··· PROVIDED RECORDS ···
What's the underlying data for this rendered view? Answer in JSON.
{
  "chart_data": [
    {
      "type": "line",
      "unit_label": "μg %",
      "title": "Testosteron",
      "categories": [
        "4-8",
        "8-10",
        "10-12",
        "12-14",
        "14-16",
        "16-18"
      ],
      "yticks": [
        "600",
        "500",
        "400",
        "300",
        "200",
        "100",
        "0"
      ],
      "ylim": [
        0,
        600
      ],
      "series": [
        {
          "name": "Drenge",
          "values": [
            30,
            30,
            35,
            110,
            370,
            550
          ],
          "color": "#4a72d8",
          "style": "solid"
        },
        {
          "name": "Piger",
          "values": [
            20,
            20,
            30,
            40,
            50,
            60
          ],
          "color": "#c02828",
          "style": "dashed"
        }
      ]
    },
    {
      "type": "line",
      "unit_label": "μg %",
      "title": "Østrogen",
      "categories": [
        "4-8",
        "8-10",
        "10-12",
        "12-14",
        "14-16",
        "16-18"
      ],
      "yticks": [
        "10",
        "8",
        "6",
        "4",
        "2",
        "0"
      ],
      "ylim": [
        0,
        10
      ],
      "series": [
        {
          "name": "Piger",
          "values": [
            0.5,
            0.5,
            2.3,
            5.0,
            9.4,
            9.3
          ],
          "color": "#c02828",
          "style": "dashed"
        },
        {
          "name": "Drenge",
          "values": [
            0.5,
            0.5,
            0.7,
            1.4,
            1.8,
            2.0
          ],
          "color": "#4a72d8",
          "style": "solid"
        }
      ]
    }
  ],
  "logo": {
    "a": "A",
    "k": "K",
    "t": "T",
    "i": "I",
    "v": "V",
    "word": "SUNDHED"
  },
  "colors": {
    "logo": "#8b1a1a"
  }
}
···
REQUIREMENT:
Write out the listing once more, matching it exactly.

THE OUTPUT:
What's the underlying data for this rendered view? Answer in JSON.
{
  "chart_data": [
    {
      "type": "line",
      "unit_label": "μg %",
      "title": "Testosteron",
      "categories": [
        "4-8",
        "8-10",
        "10-12",
        "12-14",
        "14-16",
        "16-18"
      ],
      "yticks": [
        "600",
        "500",
        "400",
        "300",
        "200",
        "100",
        "0"
      ],
      "ylim": [
        0,
        600
      ],
      "series": [
        {
          "name": "Drenge",
          "values": [
            30,
            30,
            35,
            110,
            370,
            550
          ],
          "color": "#4a72d8",
          "style": "solid"
        },
        {
          "name": "Piger",
          "values": [
            20,
            20,
            30,
            40,
            50,
            60
          ],
          "color": "#c02828",
          "style": "dashed"
        }
      ]
    },
    {
      "type": "line",
      "unit_label": "μg %",
      "title": "Østrogen",
      "categories": [
        "4-8",
        "8-10",
        "10-12",
        "12-14",
        "14-16",
        "16-18"
      ],
      "yticks": [
        "10",
        "8",
        "6",
        "4",
        "2",
        "0"
      ],
      "ylim": [
        0,
        10
      ],
      "series": [
        {
          "name": "Piger",
          "values": [
            0.5,
            0.5,
            2.3,
            5.0,
            9.4,
            9.3
          ],
          "color": "#c02828",
          "style": "dashed"
        },
        {
          "name": "Drenge",
          "values": [
            0.5,
            0.5,
            0.7,
            1.4,
            1.8,
            2.0
          ],
          "color": "#4a72d8",
          "style": "solid"
        }
      ]
    }
  ],
  "logo": {
    "a": "A",
    "k": "K",
    "t": "T",
    "i": "I",
    "v": "V",
    "word": "SUNDHED"
  },
  "colors": {
    "logo": "#8b1a1a"
  }
}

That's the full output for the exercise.